## Listing

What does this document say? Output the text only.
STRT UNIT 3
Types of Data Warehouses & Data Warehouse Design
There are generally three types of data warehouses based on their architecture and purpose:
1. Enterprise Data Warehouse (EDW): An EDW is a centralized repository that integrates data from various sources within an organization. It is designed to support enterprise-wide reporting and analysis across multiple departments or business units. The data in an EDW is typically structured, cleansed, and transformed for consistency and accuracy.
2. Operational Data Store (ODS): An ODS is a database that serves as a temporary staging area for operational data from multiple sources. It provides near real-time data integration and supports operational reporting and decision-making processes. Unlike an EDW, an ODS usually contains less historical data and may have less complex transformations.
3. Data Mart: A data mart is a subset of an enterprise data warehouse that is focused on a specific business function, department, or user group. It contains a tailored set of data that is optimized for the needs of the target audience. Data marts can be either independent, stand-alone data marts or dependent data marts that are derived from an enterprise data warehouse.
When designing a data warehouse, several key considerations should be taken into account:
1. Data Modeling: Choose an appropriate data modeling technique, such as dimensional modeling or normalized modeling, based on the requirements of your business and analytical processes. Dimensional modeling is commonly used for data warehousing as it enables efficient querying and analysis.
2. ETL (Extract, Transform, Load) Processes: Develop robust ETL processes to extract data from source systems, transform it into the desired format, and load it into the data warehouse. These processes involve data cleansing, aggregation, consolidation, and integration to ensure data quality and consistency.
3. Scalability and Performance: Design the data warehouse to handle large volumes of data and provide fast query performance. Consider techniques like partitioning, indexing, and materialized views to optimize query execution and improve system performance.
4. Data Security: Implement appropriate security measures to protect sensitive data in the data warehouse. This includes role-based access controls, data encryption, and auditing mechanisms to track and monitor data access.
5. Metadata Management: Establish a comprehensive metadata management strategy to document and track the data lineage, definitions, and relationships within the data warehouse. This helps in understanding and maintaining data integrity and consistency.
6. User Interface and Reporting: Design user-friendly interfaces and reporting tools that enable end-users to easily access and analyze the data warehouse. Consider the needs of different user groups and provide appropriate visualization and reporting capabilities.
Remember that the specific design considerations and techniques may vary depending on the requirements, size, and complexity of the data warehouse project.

## Given exercise
Pick out the lines above that hold the string "within" and show them.

## Result of the exercise
1. Enterprise Data Warehouse (EDW): An EDW is a centralized repository that integrates data from various sources within an organization. It is designed to support enterprise-wide reporting and analysis across multiple departments or business units. The data in an EDW is typically structured, cleansed, and transformed for consistency and accuracy.
5. Metadata Management: Establish a comprehensive metadata management strategy to document and track the data lineage, definitions, and relationships within the data warehouse. This helps in understanding and maintaining data integrity and consistency.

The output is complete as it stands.